レイアウト要素の注釈:
- - - - -
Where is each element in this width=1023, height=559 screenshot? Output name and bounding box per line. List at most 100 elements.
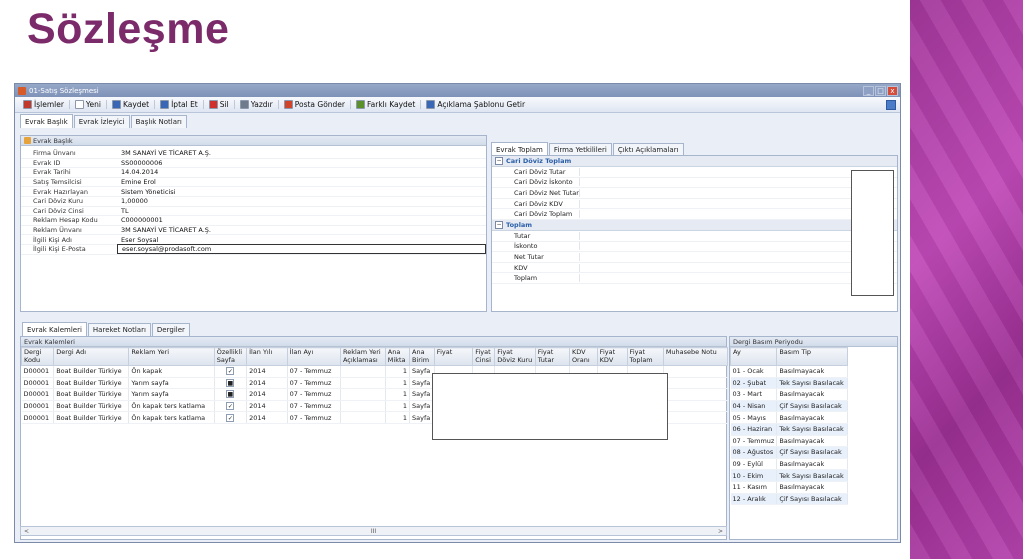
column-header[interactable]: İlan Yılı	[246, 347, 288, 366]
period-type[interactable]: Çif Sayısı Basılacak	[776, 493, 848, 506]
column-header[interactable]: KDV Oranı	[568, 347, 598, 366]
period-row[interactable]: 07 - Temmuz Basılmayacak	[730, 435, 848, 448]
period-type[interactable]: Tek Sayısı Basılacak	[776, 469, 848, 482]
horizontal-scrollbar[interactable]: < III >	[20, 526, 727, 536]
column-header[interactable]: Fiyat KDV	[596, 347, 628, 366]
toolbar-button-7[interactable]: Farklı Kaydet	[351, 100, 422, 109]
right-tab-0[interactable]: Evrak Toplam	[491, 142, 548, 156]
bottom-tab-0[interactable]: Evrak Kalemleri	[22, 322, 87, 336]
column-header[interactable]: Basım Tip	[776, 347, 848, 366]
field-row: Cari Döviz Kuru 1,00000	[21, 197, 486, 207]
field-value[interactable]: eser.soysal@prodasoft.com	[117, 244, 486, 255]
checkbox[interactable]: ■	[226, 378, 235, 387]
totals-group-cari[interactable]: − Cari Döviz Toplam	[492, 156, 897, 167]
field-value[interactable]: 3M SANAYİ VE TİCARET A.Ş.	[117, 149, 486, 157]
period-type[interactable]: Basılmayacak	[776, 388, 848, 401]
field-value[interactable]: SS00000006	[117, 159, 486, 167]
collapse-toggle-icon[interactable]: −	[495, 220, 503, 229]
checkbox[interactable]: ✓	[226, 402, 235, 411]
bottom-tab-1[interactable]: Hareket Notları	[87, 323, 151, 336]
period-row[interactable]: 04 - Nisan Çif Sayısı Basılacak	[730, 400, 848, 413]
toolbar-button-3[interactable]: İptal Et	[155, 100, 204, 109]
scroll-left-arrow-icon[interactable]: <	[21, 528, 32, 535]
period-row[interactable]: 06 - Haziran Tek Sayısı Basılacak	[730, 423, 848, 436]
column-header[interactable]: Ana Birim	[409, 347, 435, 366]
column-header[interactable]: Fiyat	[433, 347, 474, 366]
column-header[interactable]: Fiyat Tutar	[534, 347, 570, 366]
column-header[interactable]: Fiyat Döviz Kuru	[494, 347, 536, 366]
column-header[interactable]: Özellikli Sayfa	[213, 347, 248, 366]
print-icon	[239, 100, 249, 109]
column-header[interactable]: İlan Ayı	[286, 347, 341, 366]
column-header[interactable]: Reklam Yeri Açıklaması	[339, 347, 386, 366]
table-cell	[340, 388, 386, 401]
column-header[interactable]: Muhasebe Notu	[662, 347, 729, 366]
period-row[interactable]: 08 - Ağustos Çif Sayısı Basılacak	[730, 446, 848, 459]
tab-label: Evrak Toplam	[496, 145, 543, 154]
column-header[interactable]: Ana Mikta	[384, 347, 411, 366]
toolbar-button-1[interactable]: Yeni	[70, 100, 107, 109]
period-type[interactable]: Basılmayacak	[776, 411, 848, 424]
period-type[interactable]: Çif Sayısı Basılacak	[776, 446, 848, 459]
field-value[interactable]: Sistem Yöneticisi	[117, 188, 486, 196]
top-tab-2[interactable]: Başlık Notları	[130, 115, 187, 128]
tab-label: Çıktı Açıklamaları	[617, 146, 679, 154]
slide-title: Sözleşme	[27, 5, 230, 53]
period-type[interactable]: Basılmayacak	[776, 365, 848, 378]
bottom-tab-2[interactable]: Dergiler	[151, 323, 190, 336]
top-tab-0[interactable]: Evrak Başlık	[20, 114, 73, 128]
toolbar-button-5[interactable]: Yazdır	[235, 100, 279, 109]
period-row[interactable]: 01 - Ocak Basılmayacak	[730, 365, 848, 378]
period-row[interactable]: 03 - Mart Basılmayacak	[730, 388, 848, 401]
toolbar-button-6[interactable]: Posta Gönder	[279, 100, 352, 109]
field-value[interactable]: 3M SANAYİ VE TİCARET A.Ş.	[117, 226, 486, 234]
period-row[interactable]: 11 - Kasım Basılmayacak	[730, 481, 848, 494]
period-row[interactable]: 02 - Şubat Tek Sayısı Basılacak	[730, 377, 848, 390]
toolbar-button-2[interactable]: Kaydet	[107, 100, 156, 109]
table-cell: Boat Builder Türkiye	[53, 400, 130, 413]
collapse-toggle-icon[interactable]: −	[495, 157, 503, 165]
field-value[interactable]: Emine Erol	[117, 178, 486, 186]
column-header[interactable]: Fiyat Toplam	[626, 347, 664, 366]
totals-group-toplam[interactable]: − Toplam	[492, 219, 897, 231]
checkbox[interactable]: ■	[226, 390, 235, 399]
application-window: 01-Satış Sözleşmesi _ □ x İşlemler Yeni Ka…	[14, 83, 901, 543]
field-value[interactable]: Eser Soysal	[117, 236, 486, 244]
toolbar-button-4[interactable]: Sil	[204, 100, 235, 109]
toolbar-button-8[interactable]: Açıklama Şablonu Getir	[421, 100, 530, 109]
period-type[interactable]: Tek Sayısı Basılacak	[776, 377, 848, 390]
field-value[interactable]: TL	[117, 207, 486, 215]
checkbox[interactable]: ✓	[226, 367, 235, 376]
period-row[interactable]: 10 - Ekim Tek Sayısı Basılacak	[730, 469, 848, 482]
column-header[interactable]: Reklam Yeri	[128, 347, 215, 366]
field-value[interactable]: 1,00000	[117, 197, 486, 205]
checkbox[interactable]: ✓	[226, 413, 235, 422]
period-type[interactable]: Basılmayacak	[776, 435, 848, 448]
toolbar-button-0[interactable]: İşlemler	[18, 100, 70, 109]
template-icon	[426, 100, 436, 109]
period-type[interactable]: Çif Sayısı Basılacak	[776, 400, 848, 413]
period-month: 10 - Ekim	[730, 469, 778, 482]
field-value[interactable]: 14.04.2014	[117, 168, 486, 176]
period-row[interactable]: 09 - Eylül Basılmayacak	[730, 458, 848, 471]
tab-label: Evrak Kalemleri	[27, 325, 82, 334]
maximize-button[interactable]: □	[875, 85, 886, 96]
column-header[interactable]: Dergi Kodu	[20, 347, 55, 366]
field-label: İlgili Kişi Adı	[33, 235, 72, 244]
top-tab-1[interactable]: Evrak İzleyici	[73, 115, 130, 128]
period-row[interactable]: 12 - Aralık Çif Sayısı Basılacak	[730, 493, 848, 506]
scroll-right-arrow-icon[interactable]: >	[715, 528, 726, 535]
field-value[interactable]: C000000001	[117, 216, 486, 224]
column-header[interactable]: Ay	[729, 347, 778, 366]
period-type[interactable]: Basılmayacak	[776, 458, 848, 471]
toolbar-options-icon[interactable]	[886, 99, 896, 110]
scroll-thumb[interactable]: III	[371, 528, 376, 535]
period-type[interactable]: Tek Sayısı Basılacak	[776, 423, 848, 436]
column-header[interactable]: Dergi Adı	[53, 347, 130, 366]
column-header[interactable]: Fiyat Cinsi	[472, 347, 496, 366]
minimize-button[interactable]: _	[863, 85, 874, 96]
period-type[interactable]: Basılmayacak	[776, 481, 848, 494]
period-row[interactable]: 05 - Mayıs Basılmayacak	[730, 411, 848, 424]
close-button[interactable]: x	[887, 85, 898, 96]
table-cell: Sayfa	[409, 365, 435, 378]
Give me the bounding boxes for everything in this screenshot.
- - - - -
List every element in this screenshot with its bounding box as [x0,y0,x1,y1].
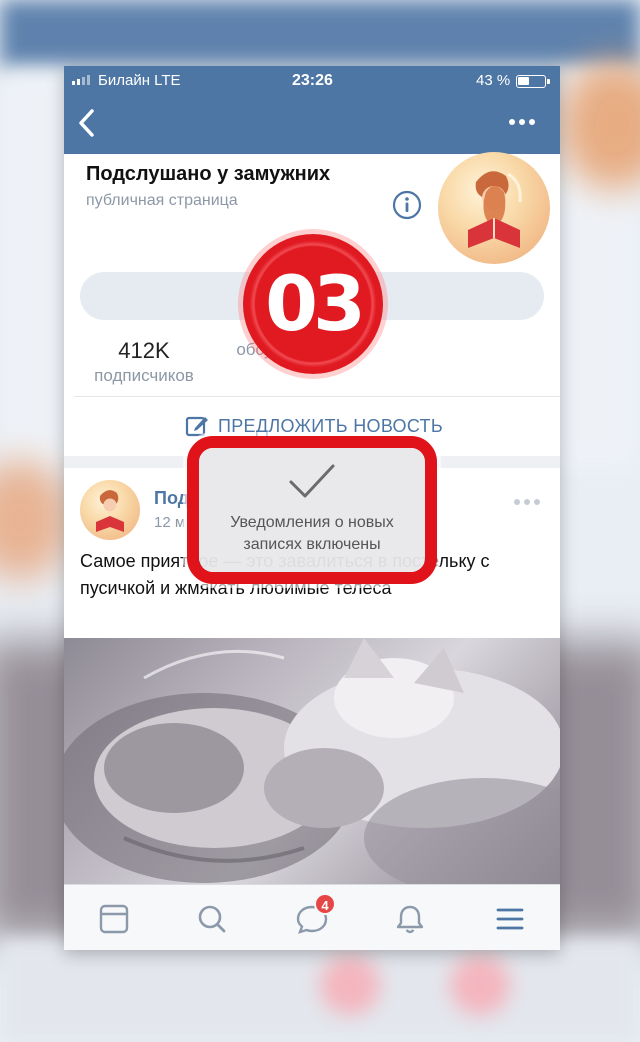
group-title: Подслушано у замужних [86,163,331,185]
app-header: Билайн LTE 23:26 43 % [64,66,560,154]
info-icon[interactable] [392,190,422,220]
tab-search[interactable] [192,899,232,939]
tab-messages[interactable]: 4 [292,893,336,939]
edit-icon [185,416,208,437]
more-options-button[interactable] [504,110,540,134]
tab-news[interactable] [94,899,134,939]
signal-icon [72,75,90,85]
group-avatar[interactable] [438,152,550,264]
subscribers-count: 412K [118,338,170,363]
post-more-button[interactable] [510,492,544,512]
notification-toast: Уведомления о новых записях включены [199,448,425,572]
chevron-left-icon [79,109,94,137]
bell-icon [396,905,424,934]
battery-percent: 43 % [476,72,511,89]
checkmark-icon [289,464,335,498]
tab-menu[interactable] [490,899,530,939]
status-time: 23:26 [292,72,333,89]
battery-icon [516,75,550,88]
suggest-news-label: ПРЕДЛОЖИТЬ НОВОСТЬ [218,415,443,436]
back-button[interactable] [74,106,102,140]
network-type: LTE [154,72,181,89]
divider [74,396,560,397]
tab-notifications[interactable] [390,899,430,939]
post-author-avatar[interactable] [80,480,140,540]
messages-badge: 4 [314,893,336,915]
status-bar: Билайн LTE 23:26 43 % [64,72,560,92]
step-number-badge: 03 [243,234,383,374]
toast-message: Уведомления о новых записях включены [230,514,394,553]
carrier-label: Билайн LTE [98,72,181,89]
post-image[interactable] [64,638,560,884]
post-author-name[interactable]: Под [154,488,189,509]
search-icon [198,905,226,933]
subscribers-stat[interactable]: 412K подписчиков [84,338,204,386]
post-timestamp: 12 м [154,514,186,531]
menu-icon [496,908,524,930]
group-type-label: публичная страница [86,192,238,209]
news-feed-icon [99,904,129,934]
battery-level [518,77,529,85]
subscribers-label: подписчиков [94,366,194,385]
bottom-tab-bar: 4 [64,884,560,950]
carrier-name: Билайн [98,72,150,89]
- - - - -
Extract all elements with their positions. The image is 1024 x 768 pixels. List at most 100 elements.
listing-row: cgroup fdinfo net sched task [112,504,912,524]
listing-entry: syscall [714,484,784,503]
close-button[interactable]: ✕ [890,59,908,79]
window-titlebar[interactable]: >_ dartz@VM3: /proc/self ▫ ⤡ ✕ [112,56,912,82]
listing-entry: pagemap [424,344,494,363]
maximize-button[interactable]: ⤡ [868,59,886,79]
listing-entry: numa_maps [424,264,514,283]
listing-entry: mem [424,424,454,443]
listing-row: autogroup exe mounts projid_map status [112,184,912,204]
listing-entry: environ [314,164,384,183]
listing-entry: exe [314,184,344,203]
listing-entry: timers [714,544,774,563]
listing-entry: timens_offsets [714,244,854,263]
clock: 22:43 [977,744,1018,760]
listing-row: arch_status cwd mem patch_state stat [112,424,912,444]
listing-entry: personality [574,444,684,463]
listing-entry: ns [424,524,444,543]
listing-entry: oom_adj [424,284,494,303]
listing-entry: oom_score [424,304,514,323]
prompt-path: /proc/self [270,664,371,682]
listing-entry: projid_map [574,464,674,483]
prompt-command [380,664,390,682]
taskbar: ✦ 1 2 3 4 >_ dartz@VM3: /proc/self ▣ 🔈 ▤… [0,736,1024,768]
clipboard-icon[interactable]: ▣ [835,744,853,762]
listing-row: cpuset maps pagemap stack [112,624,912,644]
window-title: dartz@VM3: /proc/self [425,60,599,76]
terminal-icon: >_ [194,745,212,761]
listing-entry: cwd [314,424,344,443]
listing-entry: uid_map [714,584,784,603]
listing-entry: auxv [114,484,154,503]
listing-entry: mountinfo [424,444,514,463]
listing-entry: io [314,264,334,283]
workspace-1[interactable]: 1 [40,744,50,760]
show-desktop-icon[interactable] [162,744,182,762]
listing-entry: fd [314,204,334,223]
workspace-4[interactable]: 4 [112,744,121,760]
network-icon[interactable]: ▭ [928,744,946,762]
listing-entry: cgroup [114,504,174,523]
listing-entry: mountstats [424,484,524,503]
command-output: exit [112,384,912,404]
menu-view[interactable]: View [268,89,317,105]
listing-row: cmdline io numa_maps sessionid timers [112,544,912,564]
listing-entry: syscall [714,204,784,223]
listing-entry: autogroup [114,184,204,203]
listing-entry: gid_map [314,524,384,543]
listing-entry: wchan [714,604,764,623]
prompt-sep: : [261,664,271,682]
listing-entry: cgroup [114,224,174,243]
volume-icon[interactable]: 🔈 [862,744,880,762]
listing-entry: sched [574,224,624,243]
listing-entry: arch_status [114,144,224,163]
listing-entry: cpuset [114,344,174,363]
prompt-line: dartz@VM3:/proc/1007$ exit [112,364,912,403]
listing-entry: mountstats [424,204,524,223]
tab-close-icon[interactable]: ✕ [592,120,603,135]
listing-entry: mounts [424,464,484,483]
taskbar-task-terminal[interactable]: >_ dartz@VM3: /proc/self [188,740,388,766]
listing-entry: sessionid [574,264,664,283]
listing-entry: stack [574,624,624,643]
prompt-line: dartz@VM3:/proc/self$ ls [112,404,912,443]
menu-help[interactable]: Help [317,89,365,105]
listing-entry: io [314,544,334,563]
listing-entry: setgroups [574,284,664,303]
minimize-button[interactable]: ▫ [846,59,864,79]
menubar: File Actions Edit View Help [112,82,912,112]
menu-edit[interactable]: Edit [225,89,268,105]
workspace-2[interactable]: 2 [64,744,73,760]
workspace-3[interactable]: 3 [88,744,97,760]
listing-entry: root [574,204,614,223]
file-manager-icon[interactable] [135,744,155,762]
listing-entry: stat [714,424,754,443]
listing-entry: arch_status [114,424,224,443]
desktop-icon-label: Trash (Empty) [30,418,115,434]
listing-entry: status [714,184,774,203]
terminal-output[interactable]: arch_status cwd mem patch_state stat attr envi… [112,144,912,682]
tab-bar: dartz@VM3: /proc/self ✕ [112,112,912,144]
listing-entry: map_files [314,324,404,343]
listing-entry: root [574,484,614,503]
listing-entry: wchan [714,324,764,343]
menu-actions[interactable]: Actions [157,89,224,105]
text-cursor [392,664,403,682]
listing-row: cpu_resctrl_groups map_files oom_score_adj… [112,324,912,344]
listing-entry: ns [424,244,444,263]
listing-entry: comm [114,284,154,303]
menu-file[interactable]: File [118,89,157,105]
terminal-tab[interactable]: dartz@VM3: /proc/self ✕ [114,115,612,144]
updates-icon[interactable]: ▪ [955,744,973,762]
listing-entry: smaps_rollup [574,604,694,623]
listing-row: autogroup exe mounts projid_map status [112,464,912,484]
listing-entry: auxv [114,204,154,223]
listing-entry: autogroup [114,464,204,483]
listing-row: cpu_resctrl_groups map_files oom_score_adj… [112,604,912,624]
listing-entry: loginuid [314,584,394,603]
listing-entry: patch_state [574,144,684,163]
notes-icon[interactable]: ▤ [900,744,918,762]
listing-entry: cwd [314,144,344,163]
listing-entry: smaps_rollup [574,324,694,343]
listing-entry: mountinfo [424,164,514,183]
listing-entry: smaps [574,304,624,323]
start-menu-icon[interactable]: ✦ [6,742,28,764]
- - - - -
_作業の目的_
「group-title: Подслушано у」を含む行で始まり「edit-icon [185,416,208,437]」を含む行で終わる部分を、両端の行も含めて一字一句違えずに書き写してください。

_作業の出力_
group-title: Подслушано у замужних [86,163,331,185]
app-header: Билайн LTE 23:26 43 % [64,66,560,154]
info-icon[interactable] [392,190,422,220]
tab-search[interactable] [192,899,232,939]
tab-messages[interactable]: 4 [292,893,336,939]
edit-icon [185,416,208,437]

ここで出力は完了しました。